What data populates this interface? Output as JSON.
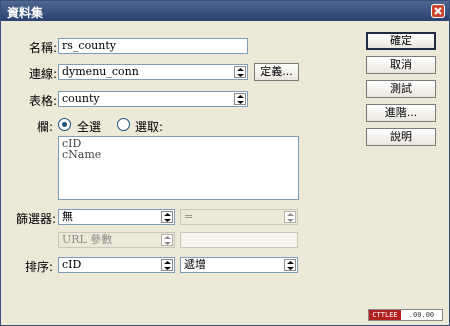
{
  "window": {
    "title": "資料集"
  },
  "form": {
    "name_label": "名稱:",
    "name_value": "rs_county",
    "connection_label": "連線:",
    "connection_value": "dymenu_conn",
    "define_button": "定義...",
    "table_label": "表格:",
    "table_value": "county",
    "columns_label": "欄:",
    "all_label": "全選",
    "select_label": "選取:",
    "columns_list": [
      "cID",
      "cName"
    ],
    "filter_label": "篩選器:",
    "filter_value": "無",
    "operator_value": "=",
    "url_param_value": "URL 參數",
    "url_param_input": "",
    "sort_label": "排序:",
    "sort_value": "cID",
    "order_value": "遞增"
  },
  "buttons": {
    "ok": "確定",
    "cancel": "取消",
    "test": "測試",
    "advanced": "進階...",
    "help": "說明"
  },
  "badge": {
    "left": "CTTLEE",
    "right": ".00.00"
  }
}
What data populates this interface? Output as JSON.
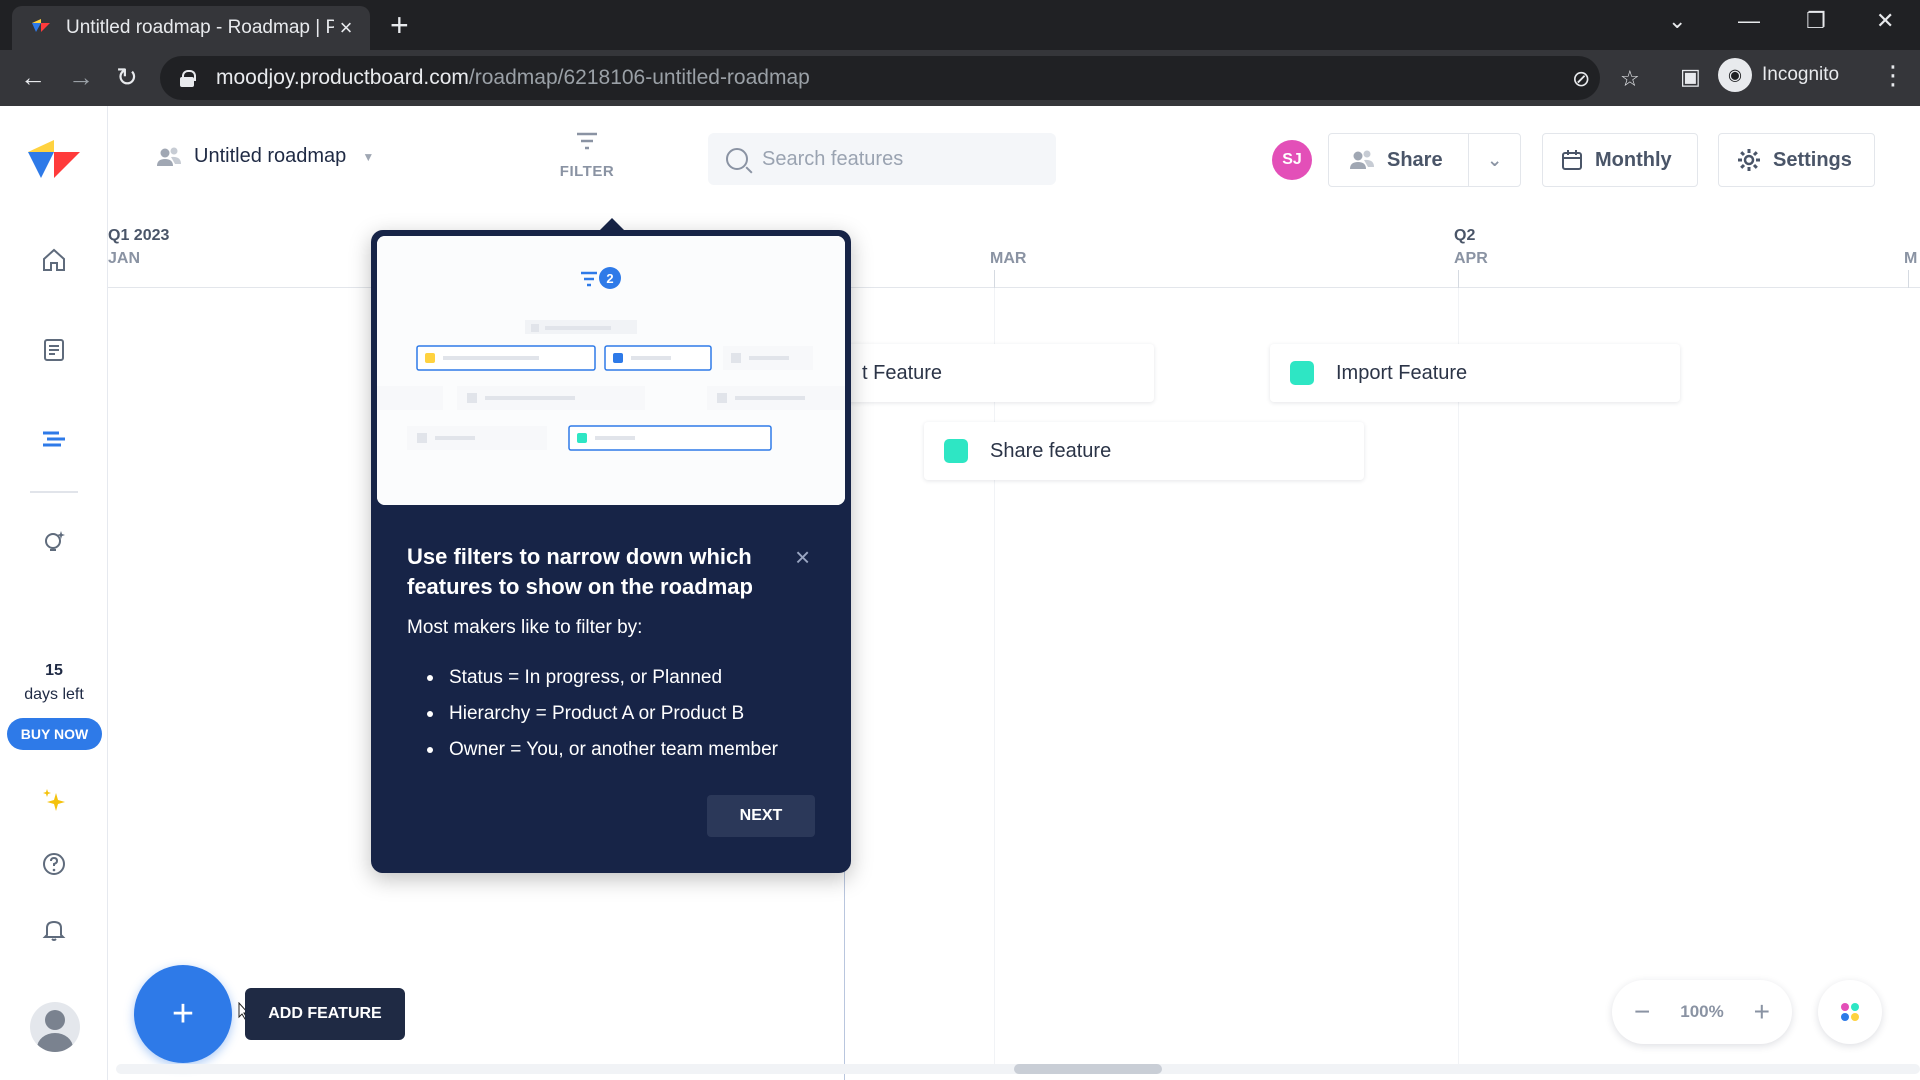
{
  "browser": {
    "tab_title": "Untitled roadmap - Roadmap | Pr",
    "url_host": "moodjoy.productboard.com",
    "url_path": "/roadmap/6218106-untitled-roadmap",
    "incognito_label": "Incognito"
  },
  "sidebar": {
    "trial_days": "15",
    "trial_label": "days left",
    "buy_now": "BUY NOW"
  },
  "header": {
    "roadmap_title": "Untitled roadmap",
    "filter_label": "FILTER",
    "search_placeholder": "Search features",
    "avatar_initials": "SJ",
    "share_label": "Share",
    "monthly_label": "Monthly",
    "settings_label": "Settings"
  },
  "timeline": {
    "quarters": [
      "Q1 2023",
      "Q2"
    ],
    "months": [
      "JAN",
      "MAR",
      "APR",
      "M"
    ]
  },
  "features": [
    {
      "name": "t Feature",
      "color": "#2ee6c4"
    },
    {
      "name": "Import Feature",
      "color": "#2ee6c4"
    },
    {
      "name": "Share feature",
      "color": "#2ee6c4"
    }
  ],
  "popover": {
    "badge_count": "2",
    "title": "Use filters to narrow down which features to show on the roadmap",
    "subtitle": "Most makers like to filter by:",
    "items": [
      "Status = In progress, or Planned",
      "Hierarchy = Product A or Product B",
      "Owner = You, or another team member"
    ],
    "next_label": "NEXT"
  },
  "bottom": {
    "add_feature_tooltip": "ADD FEATURE",
    "zoom_value": "100%"
  },
  "colors": {
    "accent": "#2e7ae8",
    "popover_bg": "#172447",
    "feature_swatch": "#2ee6c4",
    "avatar": "#e34fb8"
  }
}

• [What to work on]: The pictures should not be reproduced; quote all of the other material exactly.

• [Written response]:
What data populates this interface? Output as JSON.
{
  "window": {
    "title": "資料集"
  },
  "form": {
    "name_label": "名稱:",
    "name_value": "rs_county",
    "connection_label": "連線:",
    "connection_value": "dymenu_conn",
    "define_button": "定義...",
    "table_label": "表格:",
    "table_value": "county",
    "columns_label": "欄:",
    "all_label": "全選",
    "select_label": "選取:",
    "columns_list": [
      "cID",
      "cName"
    ],
    "filter_label": "篩選器:",
    "filter_value": "無",
    "operator_value": "=",
    "url_param_value": "URL 參數",
    "url_param_input": "",
    "sort_label": "排序:",
    "sort_value": "cID",
    "order_value": "遞增"
  },
  "buttons": {
    "ok": "確定",
    "cancel": "取消",
    "test": "測試",
    "advanced": "進階...",
    "help": "說明"
  },
  "badge": {
    "left": "CTTLEE",
    "right": ".00.00"
  }
}
What data populates this interface? Output as JSON.
{
  "browser": {
    "tab_title": "Untitled roadmap - Roadmap | Pr",
    "url_host": "moodjoy.productboard.com",
    "url_path": "/roadmap/6218106-untitled-roadmap",
    "incognito_label": "Incognito"
  },
  "sidebar": {
    "trial_days": "15",
    "trial_label": "days left",
    "buy_now": "BUY NOW"
  },
  "header": {
    "roadmap_title": "Untitled roadmap",
    "filter_label": "FILTER",
    "search_placeholder": "Search features",
    "avatar_initials": "SJ",
    "share_label": "Share",
    "monthly_label": "Monthly",
    "settings_label": "Settings"
  },
  "timeline": {
    "quarters": [
      "Q1 2023",
      "Q2"
    ],
    "months": [
      "JAN",
      "MAR",
      "APR",
      "M"
    ]
  },
  "features": [
    {
      "name": "t Feature",
      "color": "#2ee6c4"
    },
    {
      "name": "Import Feature",
      "color": "#2ee6c4"
    },
    {
      "name": "Share feature",
      "color": "#2ee6c4"
    }
  ],
  "popover": {
    "badge_count": "2",
    "title": "Use filters to narrow down which features to show on the roadmap",
    "subtitle": "Most makers like to filter by:",
    "items": [
      "Status = In progress, or Planned",
      "Hierarchy = Product A or Product B",
      "Owner = You, or another team member"
    ],
    "next_label": "NEXT"
  },
  "bottom": {
    "add_feature_tooltip": "ADD FEATURE",
    "zoom_value": "100%"
  },
  "colors": {
    "accent": "#2e7ae8",
    "popover_bg": "#172447",
    "feature_swatch": "#2ee6c4",
    "avatar": "#e34fb8"
  }
}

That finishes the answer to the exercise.